— Task objective —
Below are the records; locate each line with the word "value" and copy it.

— Given data —
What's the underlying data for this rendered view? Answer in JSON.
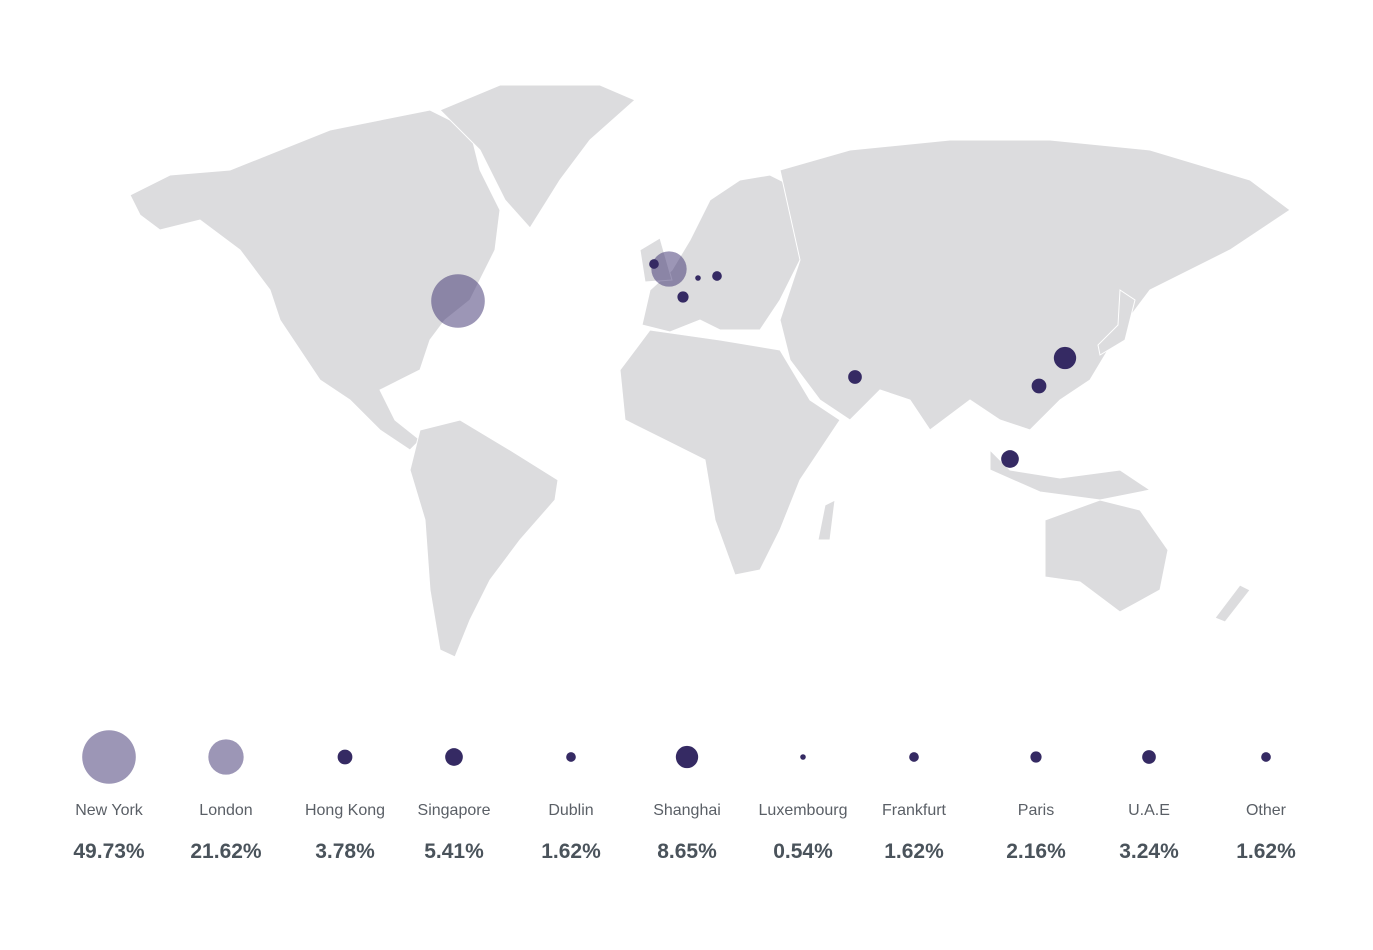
{
  "colors": {
    "land": "#dcdcde",
    "large_bubble": "#3a2d6e",
    "small_bubble": "#352a63",
    "label": "#5a5f66",
    "value": "#4a535b"
  },
  "chart_data": {
    "type": "bubble-map",
    "locations": [
      {
        "name": "New York",
        "value": "49.73%",
        "percent": 49.73
      },
      {
        "name": "London",
        "value": "21.62%",
        "percent": 21.62
      },
      {
        "name": "Hong Kong",
        "value": "3.78%",
        "percent": 3.78
      },
      {
        "name": "Singapore",
        "value": "5.41%",
        "percent": 5.41
      },
      {
        "name": "Dublin",
        "value": "1.62%",
        "percent": 1.62
      },
      {
        "name": "Shanghai",
        "value": "8.65%",
        "percent": 8.65
      },
      {
        "name": "Luxembourg",
        "value": "0.54%",
        "percent": 0.54
      },
      {
        "name": "Frankfurt",
        "value": "1.62%",
        "percent": 1.62
      },
      {
        "name": "Paris",
        "value": "2.16%",
        "percent": 2.16
      },
      {
        "name": "U.A.E",
        "value": "3.24%",
        "percent": 3.24
      },
      {
        "name": "Other",
        "value": "1.62%",
        "percent": 1.62
      }
    ]
  }
}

— Answer —
    "value": "#4a535b"
        "value": "49.73%",
        "value": "21.62%",
        "value": "3.78%",
        "value": "5.41%",
        "value": "1.62%",
        "value": "8.65%",
        "value": "0.54%",
        "value": "1.62%",
        "value": "2.16%",
        "value": "3.24%",
        "value": "1.62%",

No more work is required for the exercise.